Short task: Exactly repeat the material, dropping only the pictures.

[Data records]
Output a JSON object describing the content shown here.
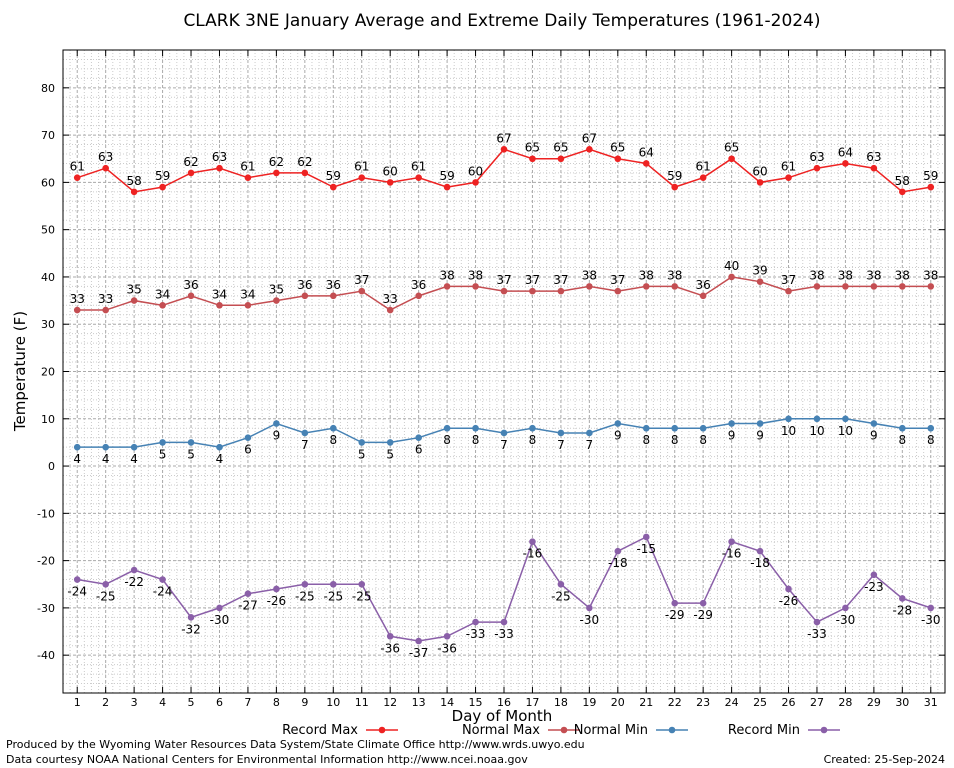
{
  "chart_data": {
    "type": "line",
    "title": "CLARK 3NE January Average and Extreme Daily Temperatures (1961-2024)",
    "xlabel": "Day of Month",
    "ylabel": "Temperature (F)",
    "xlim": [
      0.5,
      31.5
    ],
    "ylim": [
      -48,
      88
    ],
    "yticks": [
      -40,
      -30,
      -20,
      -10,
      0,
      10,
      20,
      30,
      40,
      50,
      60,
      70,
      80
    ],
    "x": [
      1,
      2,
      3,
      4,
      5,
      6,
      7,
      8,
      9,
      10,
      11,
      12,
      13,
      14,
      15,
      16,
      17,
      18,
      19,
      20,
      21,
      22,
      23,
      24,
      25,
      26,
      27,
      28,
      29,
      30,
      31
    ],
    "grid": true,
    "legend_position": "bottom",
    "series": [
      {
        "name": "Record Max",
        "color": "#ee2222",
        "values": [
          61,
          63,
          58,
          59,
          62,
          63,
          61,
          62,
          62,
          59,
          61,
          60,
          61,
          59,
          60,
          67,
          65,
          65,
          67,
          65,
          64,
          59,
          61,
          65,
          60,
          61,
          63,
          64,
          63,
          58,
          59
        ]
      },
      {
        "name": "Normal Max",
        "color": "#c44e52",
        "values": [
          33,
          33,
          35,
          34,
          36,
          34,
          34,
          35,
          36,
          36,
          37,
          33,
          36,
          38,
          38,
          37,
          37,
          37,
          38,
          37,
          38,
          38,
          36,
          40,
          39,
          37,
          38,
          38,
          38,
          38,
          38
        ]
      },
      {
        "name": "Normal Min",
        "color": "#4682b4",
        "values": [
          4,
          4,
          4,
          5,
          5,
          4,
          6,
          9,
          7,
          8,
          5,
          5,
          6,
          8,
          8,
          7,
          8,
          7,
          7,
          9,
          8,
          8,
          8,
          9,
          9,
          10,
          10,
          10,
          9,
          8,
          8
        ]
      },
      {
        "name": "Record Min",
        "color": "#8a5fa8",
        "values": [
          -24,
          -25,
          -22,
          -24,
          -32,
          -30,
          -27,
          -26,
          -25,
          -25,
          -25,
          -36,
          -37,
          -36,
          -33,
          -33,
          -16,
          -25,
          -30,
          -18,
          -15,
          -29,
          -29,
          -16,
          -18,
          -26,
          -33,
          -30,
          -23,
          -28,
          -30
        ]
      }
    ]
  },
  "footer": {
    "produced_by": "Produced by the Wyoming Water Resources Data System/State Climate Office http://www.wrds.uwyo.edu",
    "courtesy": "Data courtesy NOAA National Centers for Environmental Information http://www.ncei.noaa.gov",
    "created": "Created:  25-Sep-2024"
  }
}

Output below:
Output a JSON object describing the content shown here.
{
  "chart_data": {
    "type": "line",
    "title": "CLARK 3NE January Average and Extreme Daily Temperatures (1961-2024)",
    "xlabel": "Day of Month",
    "ylabel": "Temperature (F)",
    "xlim": [
      0.5,
      31.5
    ],
    "ylim": [
      -48,
      88
    ],
    "yticks": [
      -40,
      -30,
      -20,
      -10,
      0,
      10,
      20,
      30,
      40,
      50,
      60,
      70,
      80
    ],
    "x": [
      1,
      2,
      3,
      4,
      5,
      6,
      7,
      8,
      9,
      10,
      11,
      12,
      13,
      14,
      15,
      16,
      17,
      18,
      19,
      20,
      21,
      22,
      23,
      24,
      25,
      26,
      27,
      28,
      29,
      30,
      31
    ],
    "grid": true,
    "legend_position": "bottom",
    "series": [
      {
        "name": "Record Max",
        "color": "#ee2222",
        "values": [
          61,
          63,
          58,
          59,
          62,
          63,
          61,
          62,
          62,
          59,
          61,
          60,
          61,
          59,
          60,
          67,
          65,
          65,
          67,
          65,
          64,
          59,
          61,
          65,
          60,
          61,
          63,
          64,
          63,
          58,
          59
        ]
      },
      {
        "name": "Normal Max",
        "color": "#c44e52",
        "values": [
          33,
          33,
          35,
          34,
          36,
          34,
          34,
          35,
          36,
          36,
          37,
          33,
          36,
          38,
          38,
          37,
          37,
          37,
          38,
          37,
          38,
          38,
          36,
          40,
          39,
          37,
          38,
          38,
          38,
          38,
          38
        ]
      },
      {
        "name": "Normal Min",
        "color": "#4682b4",
        "values": [
          4,
          4,
          4,
          5,
          5,
          4,
          6,
          9,
          7,
          8,
          5,
          5,
          6,
          8,
          8,
          7,
          8,
          7,
          7,
          9,
          8,
          8,
          8,
          9,
          9,
          10,
          10,
          10,
          9,
          8,
          8
        ]
      },
      {
        "name": "Record Min",
        "color": "#8a5fa8",
        "values": [
          -24,
          -25,
          -22,
          -24,
          -32,
          -30,
          -27,
          -26,
          -25,
          -25,
          -25,
          -36,
          -37,
          -36,
          -33,
          -33,
          -16,
          -25,
          -30,
          -18,
          -15,
          -29,
          -29,
          -16,
          -18,
          -26,
          -33,
          -30,
          -23,
          -28,
          -30
        ]
      }
    ]
  },
  "footer": {
    "produced_by": "Produced by the Wyoming Water Resources Data System/State Climate Office http://www.wrds.uwyo.edu",
    "courtesy": "Data courtesy NOAA National Centers for Environmental Information http://www.ncei.noaa.gov",
    "created": "Created:  25-Sep-2024"
  }
}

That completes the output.